▸ **WORKING DATA**:
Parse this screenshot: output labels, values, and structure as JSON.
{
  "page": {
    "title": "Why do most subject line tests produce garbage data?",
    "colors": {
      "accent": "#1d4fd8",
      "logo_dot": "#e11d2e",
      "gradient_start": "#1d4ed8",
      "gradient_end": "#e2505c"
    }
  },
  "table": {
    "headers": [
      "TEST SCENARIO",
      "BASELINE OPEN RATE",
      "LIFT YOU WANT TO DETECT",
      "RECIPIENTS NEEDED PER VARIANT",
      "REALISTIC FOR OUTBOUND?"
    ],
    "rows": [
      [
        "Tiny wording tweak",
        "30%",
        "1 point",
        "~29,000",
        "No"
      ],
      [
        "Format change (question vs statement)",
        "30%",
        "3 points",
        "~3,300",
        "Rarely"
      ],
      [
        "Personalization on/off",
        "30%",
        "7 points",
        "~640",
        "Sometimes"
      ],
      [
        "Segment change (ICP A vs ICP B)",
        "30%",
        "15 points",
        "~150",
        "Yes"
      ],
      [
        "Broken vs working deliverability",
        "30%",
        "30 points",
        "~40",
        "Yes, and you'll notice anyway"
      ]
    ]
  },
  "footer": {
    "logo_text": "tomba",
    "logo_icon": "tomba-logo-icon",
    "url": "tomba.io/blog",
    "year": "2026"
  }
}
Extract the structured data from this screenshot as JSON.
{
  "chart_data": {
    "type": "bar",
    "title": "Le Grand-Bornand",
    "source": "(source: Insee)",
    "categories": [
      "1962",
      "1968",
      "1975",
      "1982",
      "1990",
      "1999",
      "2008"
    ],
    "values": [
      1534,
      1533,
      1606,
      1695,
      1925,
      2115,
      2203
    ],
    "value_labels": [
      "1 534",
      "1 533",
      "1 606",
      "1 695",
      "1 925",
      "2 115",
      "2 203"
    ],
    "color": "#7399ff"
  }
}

▸ **REQUIREMENT**:
Faithfully reproduce all of the records, character for character.

▸ **TASK SOLUTION**:
Parse this screenshot: output labels, values, and structure as JSON.
{
  "page": {
    "title": "Why do most subject line tests produce garbage data?",
    "colors": {
      "accent": "#1d4fd8",
      "logo_dot": "#e11d2e",
      "gradient_start": "#1d4ed8",
      "gradient_end": "#e2505c"
    }
  },
  "table": {
    "headers": [
      "TEST SCENARIO",
      "BASELINE OPEN RATE",
      "LIFT YOU WANT TO DETECT",
      "RECIPIENTS NEEDED PER VARIANT",
      "REALISTIC FOR OUTBOUND?"
    ],
    "rows": [
      [
        "Tiny wording tweak",
        "30%",
        "1 point",
        "~29,000",
        "No"
      ],
      [
        "Format change (question vs statement)",
        "30%",
        "3 points",
        "~3,300",
        "Rarely"
      ],
      [
        "Personalization on/off",
        "30%",
        "7 points",
        "~640",
        "Sometimes"
      ],
      [
        "Segment change (ICP A vs ICP B)",
        "30%",
        "15 points",
        "~150",
        "Yes"
      ],
      [
        "Broken vs working deliverability",
        "30%",
        "30 points",
        "~40",
        "Yes, and you'll notice anyway"
      ]
    ]
  },
  "footer": {
    "logo_text": "tomba",
    "logo_icon": "tomba-logo-icon",
    "url": "tomba.io/blog",
    "year": "2026"
  }
}
Extract the structured data from this screenshot as JSON.
{
  "chart_data": {
    "type": "bar",
    "title": "Le Grand-Bornand",
    "source": "(source: Insee)",
    "categories": [
      "1962",
      "1968",
      "1975",
      "1982",
      "1990",
      "1999",
      "2008"
    ],
    "values": [
      1534,
      1533,
      1606,
      1695,
      1925,
      2115,
      2203
    ],
    "value_labels": [
      "1 534",
      "1 533",
      "1 606",
      "1 695",
      "1 925",
      "2 115",
      "2 203"
    ],
    "color": "#7399ff"
  }
}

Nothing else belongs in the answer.